WHAT IS NEEDED – What lines of the data hold the string "Projects"? Pull each one out.

-------- INPUT --------

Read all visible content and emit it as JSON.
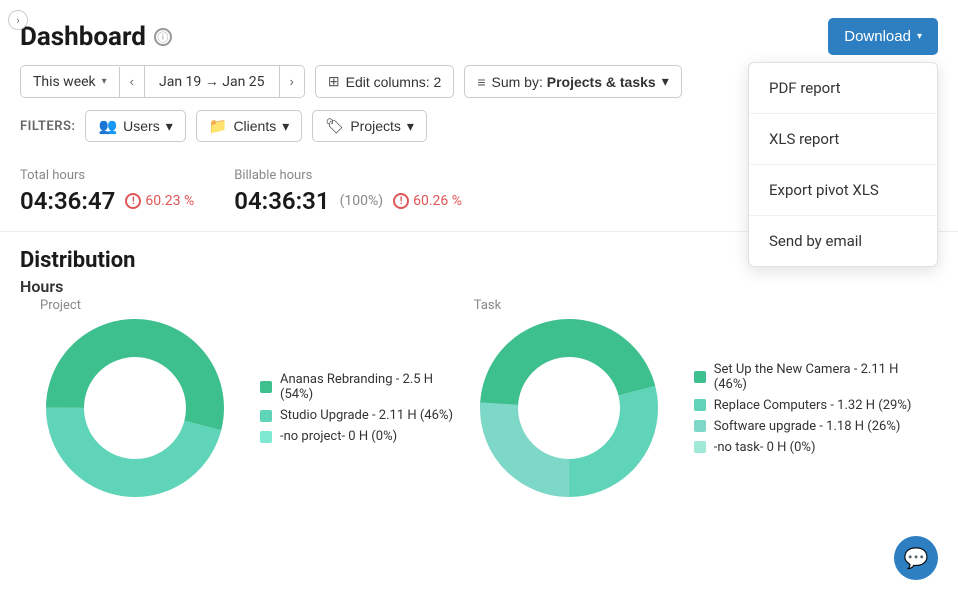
{
  "page": {
    "title": "Dashboard",
    "back_label": "›"
  },
  "header": {
    "download_label": "Download",
    "info_icon": "ℹ"
  },
  "toolbar": {
    "period_label": "This week",
    "period_range": "Jan 19 → Jan 25",
    "prev_label": "‹",
    "next_label": "›",
    "edit_columns_label": "Edit columns: 2",
    "sum_by_label": "Sum by: Projects & tasks"
  },
  "filters": {
    "label": "FILTERS:",
    "users_label": "Users",
    "clients_label": "Clients",
    "projects_label": "Projects"
  },
  "stats": {
    "total_hours_label": "Total hours",
    "total_hours_value": "04:36:47",
    "total_hours_pct": "60.23 %",
    "billable_hours_label": "Billable hours",
    "billable_hours_value": "04:36:31",
    "billable_hours_note": "(100%)",
    "billable_hours_pct": "60.26 %"
  },
  "distribution": {
    "title": "Distribution",
    "hours_label": "Hours",
    "project_sub_label": "Project",
    "task_sub_label": "Task"
  },
  "project_chart": {
    "segments": [
      {
        "label": "Ananas Rebranding - 2.5 H (54%)",
        "color": "#3dbf8e",
        "value": 54
      },
      {
        "label": "Studio Upgrade - 2.11 H (46%)",
        "color": "#5fd4b8",
        "value": 46
      },
      {
        "label": "-no project- 0 H (0%)",
        "color": "#7ee8d0",
        "value": 0
      }
    ]
  },
  "task_chart": {
    "segments": [
      {
        "label": "Set Up the New Camera - 2.11 H (46%)",
        "color": "#3dbf8e",
        "value": 46
      },
      {
        "label": "Replace Computers - 1.32 H (29%)",
        "color": "#5fd4b8",
        "value": 29
      },
      {
        "label": "Software upgrade - 1.18 H (26%)",
        "color": "#7ee8d0",
        "value": 26
      },
      {
        "label": "-no task- 0 H (0%)",
        "color": "#a0e8d8",
        "value": 0
      }
    ]
  },
  "dropdown": {
    "items": [
      {
        "label": "PDF report"
      },
      {
        "label": "XLS report"
      },
      {
        "label": "Export pivot XLS"
      },
      {
        "label": "Send by email"
      }
    ]
  }
}
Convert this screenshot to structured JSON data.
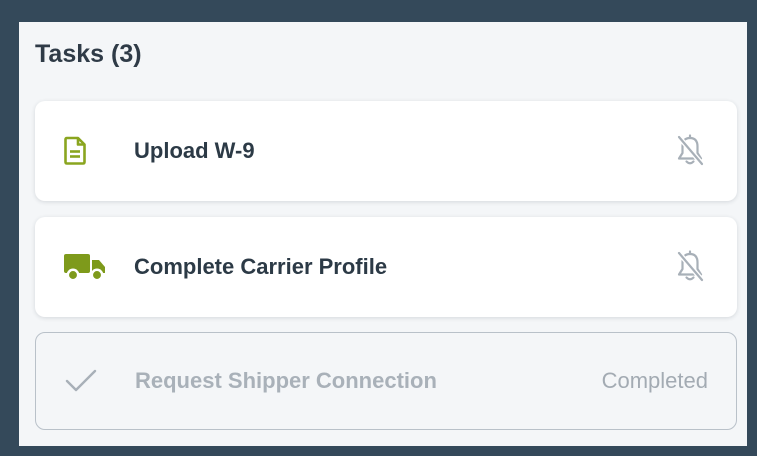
{
  "tasks_panel": {
    "title": "Tasks",
    "count": "(3)",
    "tasks": [
      {
        "label": "Upload W-9",
        "icon": "document-icon",
        "icon_color": "#8aa51f",
        "action_icon": "bell-off-icon"
      },
      {
        "label": "Complete Carrier Profile",
        "icon": "truck-icon",
        "icon_color": "#7e9a1b",
        "action_icon": "bell-off-icon"
      },
      {
        "label": "Request Shipper Connection",
        "icon": "check-icon",
        "status": "Completed"
      }
    ]
  },
  "colors": {
    "frame_background": "#34495a",
    "panel_background": "#f4f6f8",
    "accent_green": "#8aa51f",
    "muted_text": "#a9b1b9"
  }
}
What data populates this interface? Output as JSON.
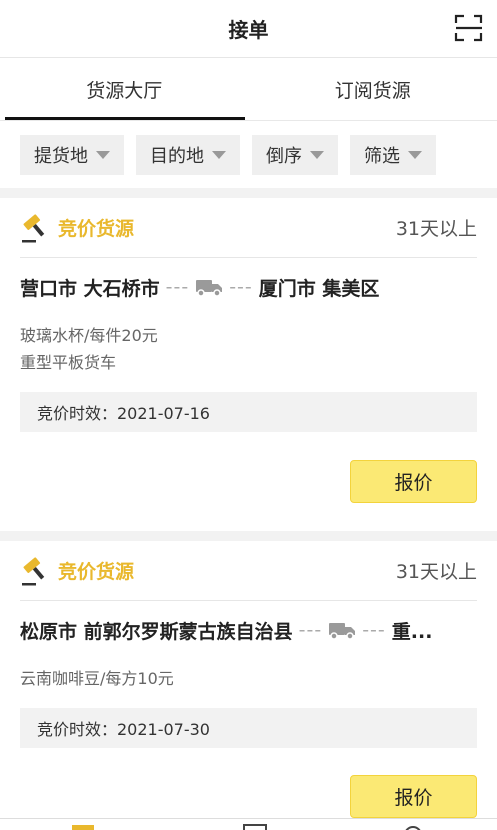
{
  "header": {
    "title": "接单",
    "scan_icon": "scan-icon"
  },
  "tabs": [
    {
      "label": "货源大厅",
      "active": true
    },
    {
      "label": "订阅货源",
      "active": false
    }
  ],
  "filters": [
    {
      "label": "提货地"
    },
    {
      "label": "目的地"
    },
    {
      "label": "倒序"
    },
    {
      "label": "筛选"
    }
  ],
  "cards": [
    {
      "badge": "竞价货源",
      "time": "31天以上",
      "origin": "营口市 大石桥市",
      "dash": "---",
      "destination": "厦门市 集美区",
      "desc1": "玻璃水杯/每件20元",
      "desc2": "重型平板货车",
      "validity": "竞价时效：2021-07-16",
      "button": "报价"
    },
    {
      "badge": "竞价货源",
      "time": "31天以上",
      "origin": "松原市 前郭尔罗斯蒙古族自治县",
      "dash": "---",
      "destination": "重...",
      "desc1": "云南咖啡豆/每方10元",
      "validity": "竞价时效：2021-07-30",
      "button": "报价"
    }
  ],
  "colors": {
    "accent": "#e9b82d",
    "button_bg": "#fbe974"
  }
}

--------

RESULT OF THIS EXERCISE –
    "sum_by_label": "Sum by: Projects & tasks"
    "projects_label": "Projects"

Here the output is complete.